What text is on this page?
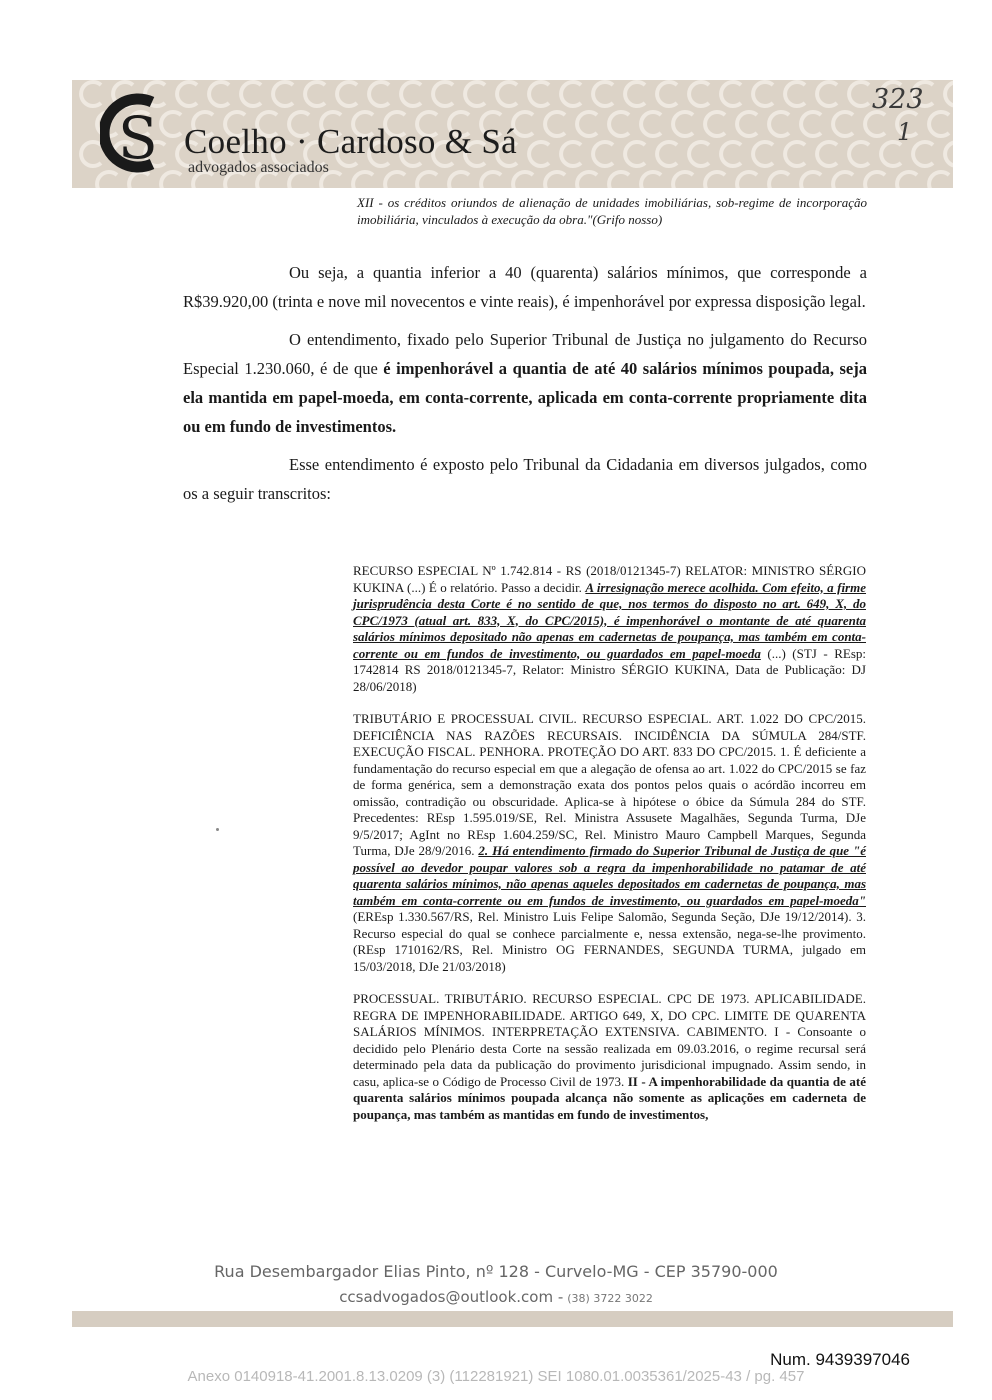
S Coelho · Cardoso & Sá
advogados associados
323
1

XII - os créditos oriundos de alienação de unidades imobiliárias, sob-regime de incorporação imobiliária, vinculados à execução da obra."(Grifo nosso)

Ou seja, a quantia inferior a 40 (quarenta) salários mínimos, que corresponde a R$39.920,00 (trinta e nove mil novecentos e vinte reais), é impenhorável por expressa disposição legal.

O entendimento, fixado pelo Superior Tribunal de Justiça no julgamento do Recurso Especial 1.230.060, é de que é impenhorável a quantia de até 40 salários mínimos poupada, seja ela mantida em papel-moeda, em conta-corrente, aplicada em conta-corrente propriamente dita ou em fundo de investimentos.

Esse entendimento é exposto pelo Tribunal da Cidadania em diversos julgados, como os a seguir transcritos:

RECURSO ESPECIAL Nº 1.742.814 - RS (2018/0121345-7) RELATOR: MINISTRO SÉRGIO KUKINA (...) É o relatório. Passo a decidir. A irresignação merece acolhida. Com efeito, a firme jurisprudência desta Corte é no sentido de que, nos termos do disposto no art. 649, X, do CPC/1973 (atual art. 833, X, do CPC/2015), é impenhorável o montante de até quarenta salários mínimos depositado não apenas em cadernetas de poupança, mas também em conta-corrente ou em fundos de investimento, ou guardados em papel-moeda (...) (STJ - REsp: 1742814 RS 2018/0121345-7, Relator: Ministro SÉRGIO KUKINA, Data de Publicação: DJ 28/06/2018)

TRIBUTÁRIO E PROCESSUAL CIVIL. RECURSO ESPECIAL. ART. 1.022 DO CPC/2015. DEFICIÊNCIA NAS RAZÕES RECURSAIS. INCIDÊNCIA DA SÚMULA 284/STF. EXECUÇÃO FISCAL. PENHORA. PROTEÇÃO DO ART. 833 DO CPC/2015. 1. É deficiente a fundamentação do recurso especial em que a alegação de ofensa ao art. 1.022 do CPC/2015 se faz de forma genérica, sem a demonstração exata dos pontos pelos quais o acórdão incorreu em omissão, contradição ou obscuridade. Aplica-se à hipótese o óbice da Súmula 284 do STF. Precedentes: REsp 1.595.019/SE, Rel. Ministra Assusete Magalhães, Segunda Turma, DJe 9/5/2017; AgInt no REsp 1.604.259/SC, Rel. Ministro Mauro Campbell Marques, Segunda Turma, DJe 28/9/2016. 2. Há entendimento firmado do Superior Tribunal de Justiça de que "é possível ao devedor poupar valores sob a regra da impenhorabilidade no patamar de até quarenta salários mínimos, não apenas aqueles depositados em cadernetas de poupança, mas também em conta-corrente ou em fundos de investimento, ou guardados em papel-moeda" (EREsp 1.330.567/RS, Rel. Ministro Luis Felipe Salomão, Segunda Seção, DJe 19/12/2014). 3. Recurso especial do qual se conhece parcialmente e, nessa extensão, nega-se-lhe provimento. (REsp 1710162/RS, Rel. Ministro OG FERNANDES, SEGUNDA TURMA, julgado em 15/03/2018, DJe 21/03/2018)

PROCESSUAL. TRIBUTÁRIO. RECURSO ESPECIAL. CPC DE 1973. APLICABILIDADE. REGRA DE IMPENHORABILIDADE. ARTIGO 649, X, DO CPC. LIMITE DE QUARENTA SALÁRIOS MÍNIMOS. INTERPRETAÇÃO EXTENSIVA. CABIMENTO. I - Consoante o decidido pelo Plenário desta Corte na sessão realizada em 09.03.2016, o regime recursal será determinado pela data da publicação do provimento jurisdicional impugnado. Assim sendo, in casu, aplica-se o Código de Processo Civil de 1973. II - A impenhorabilidade da quantia de até quarenta salários mínimos poupada alcança não somente as aplicações em caderneta de poupança, mas também as mantidas em fundo de investimentos,

Rua Desembargador Elias Pinto, nº 128 - Curvelo-MG - CEP 35790-000
ccsadvogados@outlook.com - (38) 3722 3022
Num. 9439397046
Anexo 0140918-41.2001.8.13.0209 (3) (112281921) SEI 1080.01.0035361/2025-43 / pg. 457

**Exercise description:**
Print each entry shown above with exact wording and no pictures.

**Solution:**
What text is on this page?
S Coelho · Cardoso & Sá
advogados associados
323
1

XII - os créditos oriundos de alienação de unidades imobiliárias, sob-regime de incorporação imobiliária, vinculados à execução da obra."(Grifo nosso)

Ou seja, a quantia inferior a 40 (quarenta) salários mínimos, que corresponde a R$39.920,00 (trinta e nove mil novecentos e vinte reais), é impenhorável por expressa disposição legal.

O entendimento, fixado pelo Superior Tribunal de Justiça no julgamento do Recurso Especial 1.230.060, é de que é impenhorável a quantia de até 40 salários mínimos poupada, seja ela mantida em papel-moeda, em conta-corrente, aplicada em conta-corrente propriamente dita ou em fundo de investimentos.

Esse entendimento é exposto pelo Tribunal da Cidadania em diversos julgados, como os a seguir transcritos:

RECURSO ESPECIAL Nº 1.742.814 - RS (2018/0121345-7) RELATOR: MINISTRO SÉRGIO KUKINA (...) É o relatório. Passo a decidir. A irresignação merece acolhida. Com efeito, a firme jurisprudência desta Corte é no sentido de que, nos termos do disposto no art. 649, X, do CPC/1973 (atual art. 833, X, do CPC/2015), é impenhorável o montante de até quarenta salários mínimos depositado não apenas em cadernetas de poupança, mas também em conta-corrente ou em fundos de investimento, ou guardados em papel-moeda (...) (STJ - REsp: 1742814 RS 2018/0121345-7, Relator: Ministro SÉRGIO KUKINA, Data de Publicação: DJ 28/06/2018)

TRIBUTÁRIO E PROCESSUAL CIVIL. RECURSO ESPECIAL. ART. 1.022 DO CPC/2015. DEFICIÊNCIA NAS RAZÕES RECURSAIS. INCIDÊNCIA DA SÚMULA 284/STF. EXECUÇÃO FISCAL. PENHORA. PROTEÇÃO DO ART. 833 DO CPC/2015. 1. É deficiente a fundamentação do recurso especial em que a alegação de ofensa ao art. 1.022 do CPC/2015 se faz de forma genérica, sem a demonstração exata dos pontos pelos quais o acórdão incorreu em omissão, contradição ou obscuridade. Aplica-se à hipótese o óbice da Súmula 284 do STF. Precedentes: REsp 1.595.019/SE, Rel. Ministra Assusete Magalhães, Segunda Turma, DJe 9/5/2017; AgInt no REsp 1.604.259/SC, Rel. Ministro Mauro Campbell Marques, Segunda Turma, DJe 28/9/2016. 2. Há entendimento firmado do Superior Tribunal de Justiça de que "é possível ao devedor poupar valores sob a regra da impenhorabilidade no patamar de até quarenta salários mínimos, não apenas aqueles depositados em cadernetas de poupança, mas também em conta-corrente ou em fundos de investimento, ou guardados em papel-moeda" (EREsp 1.330.567/RS, Rel. Ministro Luis Felipe Salomão, Segunda Seção, DJe 19/12/2014). 3. Recurso especial do qual se conhece parcialmente e, nessa extensão, nega-se-lhe provimento. (REsp 1710162/RS, Rel. Ministro OG FERNANDES, SEGUNDA TURMA, julgado em 15/03/2018, DJe 21/03/2018)

PROCESSUAL. TRIBUTÁRIO. RECURSO ESPECIAL. CPC DE 1973. APLICABILIDADE. REGRA DE IMPENHORABILIDADE. ARTIGO 649, X, DO CPC. LIMITE DE QUARENTA SALÁRIOS MÍNIMOS. INTERPRETAÇÃO EXTENSIVA. CABIMENTO. I - Consoante o decidido pelo Plenário desta Corte na sessão realizada em 09.03.2016, o regime recursal será determinado pela data da publicação do provimento jurisdicional impugnado. Assim sendo, in casu, aplica-se o Código de Processo Civil de 1973. II - A impenhorabilidade da quantia de até quarenta salários mínimos poupada alcança não somente as aplicações em caderneta de poupança, mas também as mantidas em fundo de investimentos,

Rua Desembargador Elias Pinto, nº 128 - Curvelo-MG - CEP 35790-000
ccsadvogados@outlook.com - (38) 3722 3022
Num. 9439397046
Anexo 0140918-41.2001.8.13.0209 (3) (112281921) SEI 1080.01.0035361/2025-43 / pg. 457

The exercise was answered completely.